___ Exercise material ___

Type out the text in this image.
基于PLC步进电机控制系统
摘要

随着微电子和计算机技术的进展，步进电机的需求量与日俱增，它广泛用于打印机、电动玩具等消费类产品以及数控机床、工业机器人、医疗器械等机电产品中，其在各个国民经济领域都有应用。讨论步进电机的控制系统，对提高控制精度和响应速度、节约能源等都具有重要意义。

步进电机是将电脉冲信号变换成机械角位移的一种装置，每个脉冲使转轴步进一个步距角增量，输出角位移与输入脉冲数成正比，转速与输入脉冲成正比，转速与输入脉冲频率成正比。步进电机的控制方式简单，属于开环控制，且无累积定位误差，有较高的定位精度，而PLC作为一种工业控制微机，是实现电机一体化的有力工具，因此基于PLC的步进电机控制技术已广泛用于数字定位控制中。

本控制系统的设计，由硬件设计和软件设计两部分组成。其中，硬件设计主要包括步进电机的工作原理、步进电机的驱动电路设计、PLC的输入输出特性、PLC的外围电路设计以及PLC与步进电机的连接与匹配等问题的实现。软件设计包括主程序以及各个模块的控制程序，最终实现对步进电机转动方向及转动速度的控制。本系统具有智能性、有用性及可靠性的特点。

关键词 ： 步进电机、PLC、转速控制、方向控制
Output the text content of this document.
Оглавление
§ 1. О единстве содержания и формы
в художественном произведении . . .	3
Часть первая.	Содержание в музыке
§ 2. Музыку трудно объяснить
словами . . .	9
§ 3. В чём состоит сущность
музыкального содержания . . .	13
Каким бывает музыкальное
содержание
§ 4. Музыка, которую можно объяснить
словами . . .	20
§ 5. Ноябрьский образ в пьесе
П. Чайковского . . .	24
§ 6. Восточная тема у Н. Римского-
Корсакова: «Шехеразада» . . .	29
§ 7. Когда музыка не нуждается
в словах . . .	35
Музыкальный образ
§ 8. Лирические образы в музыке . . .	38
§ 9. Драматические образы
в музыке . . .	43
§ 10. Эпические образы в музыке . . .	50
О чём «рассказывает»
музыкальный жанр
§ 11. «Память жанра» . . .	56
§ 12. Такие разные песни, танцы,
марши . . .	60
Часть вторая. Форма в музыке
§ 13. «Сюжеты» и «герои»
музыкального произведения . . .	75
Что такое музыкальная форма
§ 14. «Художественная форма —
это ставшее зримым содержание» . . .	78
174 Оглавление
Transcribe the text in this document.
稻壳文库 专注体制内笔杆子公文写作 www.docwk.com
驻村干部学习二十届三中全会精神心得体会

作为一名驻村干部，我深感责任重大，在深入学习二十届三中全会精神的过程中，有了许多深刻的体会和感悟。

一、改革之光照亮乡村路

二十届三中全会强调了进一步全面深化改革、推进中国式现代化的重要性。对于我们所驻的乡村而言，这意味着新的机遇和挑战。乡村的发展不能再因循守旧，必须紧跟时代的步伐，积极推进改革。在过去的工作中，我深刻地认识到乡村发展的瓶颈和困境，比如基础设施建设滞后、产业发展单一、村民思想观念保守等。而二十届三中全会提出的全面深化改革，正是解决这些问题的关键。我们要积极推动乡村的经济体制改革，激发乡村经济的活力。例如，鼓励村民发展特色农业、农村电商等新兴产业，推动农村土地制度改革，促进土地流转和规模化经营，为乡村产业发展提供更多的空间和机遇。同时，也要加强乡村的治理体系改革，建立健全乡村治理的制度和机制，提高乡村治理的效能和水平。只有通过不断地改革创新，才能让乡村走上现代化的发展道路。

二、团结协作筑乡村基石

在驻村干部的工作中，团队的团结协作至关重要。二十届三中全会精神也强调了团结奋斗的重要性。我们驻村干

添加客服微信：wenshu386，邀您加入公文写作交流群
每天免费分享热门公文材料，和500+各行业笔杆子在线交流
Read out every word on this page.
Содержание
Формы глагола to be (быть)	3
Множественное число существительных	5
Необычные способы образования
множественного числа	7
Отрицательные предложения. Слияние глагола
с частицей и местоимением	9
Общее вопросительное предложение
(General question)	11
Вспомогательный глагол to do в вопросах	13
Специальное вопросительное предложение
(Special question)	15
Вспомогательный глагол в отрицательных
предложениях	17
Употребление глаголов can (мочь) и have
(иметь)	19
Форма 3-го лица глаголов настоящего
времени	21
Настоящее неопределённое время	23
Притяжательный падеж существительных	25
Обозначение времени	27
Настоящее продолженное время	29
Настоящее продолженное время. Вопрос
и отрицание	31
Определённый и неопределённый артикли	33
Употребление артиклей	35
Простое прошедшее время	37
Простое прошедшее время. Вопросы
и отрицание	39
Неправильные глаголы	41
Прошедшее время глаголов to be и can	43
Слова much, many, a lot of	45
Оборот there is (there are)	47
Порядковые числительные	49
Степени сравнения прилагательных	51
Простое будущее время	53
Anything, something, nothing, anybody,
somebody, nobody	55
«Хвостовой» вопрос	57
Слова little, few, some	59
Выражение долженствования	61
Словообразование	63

___

With the line containing "Read out every word on this page." as the first and the last line of the records as the final one, print exactly the lines in that span.

Read out every word on this page.
Содержание
Формы глагола to be (быть)	3
Множественное число существительных	5
Необычные способы образования
множественного числа	7
Отрицательные предложения. Слияние глагола
с частицей и местоимением	9
Общее вопросительное предложение
(General question)	11
Вспомогательный глагол to do в вопросах	13
Специальное вопросительное предложение
(Special question)	15
Вспомогательный глагол в отрицательных
предложениях	17
Употребление глаголов can (мочь) и have
(иметь)	19
Форма 3-го лица глаголов настоящего
времени	21
Настоящее неопределённое время	23
Притяжательный падеж существительных	25
Обозначение времени	27
Настоящее продолженное время	29
Настоящее продолженное время. Вопрос
и отрицание	31
Определённый и неопределённый артикли	33
Употребление артиклей	35
Простое прошедшее время	37
Простое прошедшее время. Вопросы
и отрицание	39
Неправильные глаголы	41
Прошедшее время глаголов to be и can	43
Слова much, many, a lot of	45
Оборот there is (there are)	47
Порядковые числительные	49
Степени сравнения прилагательных	51
Простое будущее время	53
Anything, something, nothing, anybody,
somebody, nobody	55
«Хвостовой» вопрос	57
Слова little, few, some	59
Выражение долженствования	61
Словообразование	63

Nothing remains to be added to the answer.